━━━━━ Excerpt
The Consumer Financial Protection Bureau in recent actions against entities it calls “repeat offenders” has zeroed in on flagrant violations of the Military Lending Act (MLA), which is meant to safeguard active-duty military members and their families from financial abuses.
The MLA has features perfect for military families in search of a loan: it caps interest rates for certain financial products at 36%, requires loan disclosures, prohibits unreasonable notice provisions, and ensures that lender terms and conditions do not prevent the borrower from being able to sue the lender in court, i.e. bans forced arbitration clauses.
Last week, the CFPB announced a consent order against “repeat offender” TitleMax (formally TMX Finance). TitleMax was accused of offering loans to military families that exceeded the 36% interest rate cap, and using loan contracts that required their borrowers to go to private arbitration, instead of to court, to resolve claims against it.
━━━━━━━━━━
━━━━━ Given information
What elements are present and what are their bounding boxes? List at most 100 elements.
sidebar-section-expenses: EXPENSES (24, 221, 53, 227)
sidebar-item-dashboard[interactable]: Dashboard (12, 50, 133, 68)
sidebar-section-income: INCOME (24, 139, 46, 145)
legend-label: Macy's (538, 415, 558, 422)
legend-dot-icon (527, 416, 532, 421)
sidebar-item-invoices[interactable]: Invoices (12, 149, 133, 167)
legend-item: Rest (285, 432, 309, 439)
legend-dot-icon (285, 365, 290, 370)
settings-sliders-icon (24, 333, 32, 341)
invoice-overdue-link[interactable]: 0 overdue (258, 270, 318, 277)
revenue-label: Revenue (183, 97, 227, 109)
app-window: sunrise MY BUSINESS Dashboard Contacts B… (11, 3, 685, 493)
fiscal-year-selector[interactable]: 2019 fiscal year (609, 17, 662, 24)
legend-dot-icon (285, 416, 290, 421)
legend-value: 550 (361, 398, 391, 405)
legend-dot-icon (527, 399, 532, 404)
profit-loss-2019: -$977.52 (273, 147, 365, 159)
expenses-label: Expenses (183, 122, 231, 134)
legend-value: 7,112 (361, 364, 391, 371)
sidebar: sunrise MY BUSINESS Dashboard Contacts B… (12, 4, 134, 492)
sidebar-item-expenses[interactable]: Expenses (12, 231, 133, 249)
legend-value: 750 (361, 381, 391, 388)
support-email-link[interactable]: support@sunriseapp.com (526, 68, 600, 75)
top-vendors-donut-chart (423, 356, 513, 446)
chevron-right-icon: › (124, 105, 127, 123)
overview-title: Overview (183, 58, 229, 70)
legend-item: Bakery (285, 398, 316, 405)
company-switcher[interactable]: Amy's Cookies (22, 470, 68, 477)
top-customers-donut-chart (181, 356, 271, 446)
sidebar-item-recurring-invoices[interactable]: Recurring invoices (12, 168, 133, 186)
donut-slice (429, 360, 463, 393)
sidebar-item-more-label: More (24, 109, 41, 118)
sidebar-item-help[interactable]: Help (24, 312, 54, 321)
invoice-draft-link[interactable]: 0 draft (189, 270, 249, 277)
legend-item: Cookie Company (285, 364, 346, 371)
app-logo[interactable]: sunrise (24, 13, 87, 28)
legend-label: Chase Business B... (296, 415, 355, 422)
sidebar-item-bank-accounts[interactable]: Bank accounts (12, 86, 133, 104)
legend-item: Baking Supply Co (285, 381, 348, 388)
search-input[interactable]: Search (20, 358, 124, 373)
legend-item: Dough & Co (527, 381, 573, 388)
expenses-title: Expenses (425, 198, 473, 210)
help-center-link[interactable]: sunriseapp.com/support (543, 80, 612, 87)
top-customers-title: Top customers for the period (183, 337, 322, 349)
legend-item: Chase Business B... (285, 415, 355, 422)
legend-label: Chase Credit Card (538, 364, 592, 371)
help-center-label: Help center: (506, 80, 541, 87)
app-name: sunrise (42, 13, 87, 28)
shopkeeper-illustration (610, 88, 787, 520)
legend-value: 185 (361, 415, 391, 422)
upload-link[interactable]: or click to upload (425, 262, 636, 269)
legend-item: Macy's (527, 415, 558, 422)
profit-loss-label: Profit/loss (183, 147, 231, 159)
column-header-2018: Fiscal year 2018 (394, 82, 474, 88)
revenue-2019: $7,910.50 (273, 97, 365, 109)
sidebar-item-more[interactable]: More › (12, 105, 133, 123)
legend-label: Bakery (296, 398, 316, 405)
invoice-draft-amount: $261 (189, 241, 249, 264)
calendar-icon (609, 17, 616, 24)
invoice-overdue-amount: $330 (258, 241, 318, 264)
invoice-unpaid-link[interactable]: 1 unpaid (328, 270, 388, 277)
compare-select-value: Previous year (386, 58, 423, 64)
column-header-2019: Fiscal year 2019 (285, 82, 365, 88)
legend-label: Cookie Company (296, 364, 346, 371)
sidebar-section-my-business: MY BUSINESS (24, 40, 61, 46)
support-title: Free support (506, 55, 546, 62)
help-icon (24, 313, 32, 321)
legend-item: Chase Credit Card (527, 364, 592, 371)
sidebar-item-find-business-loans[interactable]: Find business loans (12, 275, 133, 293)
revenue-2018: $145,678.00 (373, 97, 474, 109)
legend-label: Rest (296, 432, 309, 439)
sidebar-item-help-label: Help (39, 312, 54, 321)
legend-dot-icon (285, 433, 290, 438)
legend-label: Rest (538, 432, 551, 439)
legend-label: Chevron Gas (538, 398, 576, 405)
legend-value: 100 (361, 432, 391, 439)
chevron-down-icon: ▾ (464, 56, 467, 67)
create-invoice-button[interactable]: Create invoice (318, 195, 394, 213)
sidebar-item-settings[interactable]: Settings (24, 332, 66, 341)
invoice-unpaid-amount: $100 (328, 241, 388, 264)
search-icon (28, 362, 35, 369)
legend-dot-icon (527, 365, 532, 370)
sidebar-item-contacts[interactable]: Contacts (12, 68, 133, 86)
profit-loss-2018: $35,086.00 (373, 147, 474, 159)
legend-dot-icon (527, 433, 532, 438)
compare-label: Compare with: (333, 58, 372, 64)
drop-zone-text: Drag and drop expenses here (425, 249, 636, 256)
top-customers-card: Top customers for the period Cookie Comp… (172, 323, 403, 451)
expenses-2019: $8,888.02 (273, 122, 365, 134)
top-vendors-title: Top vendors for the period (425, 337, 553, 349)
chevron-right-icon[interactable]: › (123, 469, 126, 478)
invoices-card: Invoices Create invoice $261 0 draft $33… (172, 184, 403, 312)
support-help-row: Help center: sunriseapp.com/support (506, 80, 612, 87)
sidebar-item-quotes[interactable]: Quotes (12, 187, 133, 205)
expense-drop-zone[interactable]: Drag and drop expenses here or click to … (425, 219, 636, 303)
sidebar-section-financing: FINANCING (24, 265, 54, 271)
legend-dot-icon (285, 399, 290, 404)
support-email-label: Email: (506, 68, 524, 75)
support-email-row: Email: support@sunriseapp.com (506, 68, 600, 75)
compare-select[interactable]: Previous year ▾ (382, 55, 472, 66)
━━━━━━━━━━
[Problems to solve]
#1 From the article on the Military Lending Act, reproduce the passage that begins with the words "Last week, the" and ends after the words "claims against it.".
#2 Answer these questions from the article on the Military Lending Act:
(a) At what percentage does the MLA cap interest rates for certain financial products?
(b) What is TitleMax's formal name?
(c) What did the CFPB announce against TitleMax last week?
#3 How would the article on the Military Lending Act go on from its last sentence? Continue it.

[Responses per task]
#1
Last week, the CFPB announced a consent order against “repeat offender” TitleMax (formally TMX Finance). TitleMax was accused of offering loans to military families that exceeded the 36% interest rate cap, and using loan contracts that required their borrowers to go to private arbitration, instead of to court, to resolve claims against it.

#2
(a) 36%
(b) TMX Finance
(c) A consent order

#3
The CFPB also said that TitleMax, the largest source of high-interest, short-term car title loans, offered loans secured by vehicle titles to military consumers, which is prohibited under the MLA. According to the consent order, TitleMax made 2,670 prohibited loans in a 5-year period (2016-2021) to military consumers. It also changed consumers’ personally identifiable information to cover up some consumers’ status as military borrowers. Based on these and other MLA violations, TitleMax must pay $15 million total, in civil penalties and for consumer relief.
In November 2021, CFPB also sued pawn store operator FirstCash Inc., another identified “repeat offender,” for MLA violations. The bureau alleged that FirstCash violated a 2013 CFPB order against its predecessor company, CashAmerica. According to the agency complaint, FirstCash made more than 3,600 loans over the MLA 36% cap to more than 1,000 military borrowers, and used loan contracts that would require them to get their claims heard in private arbitration.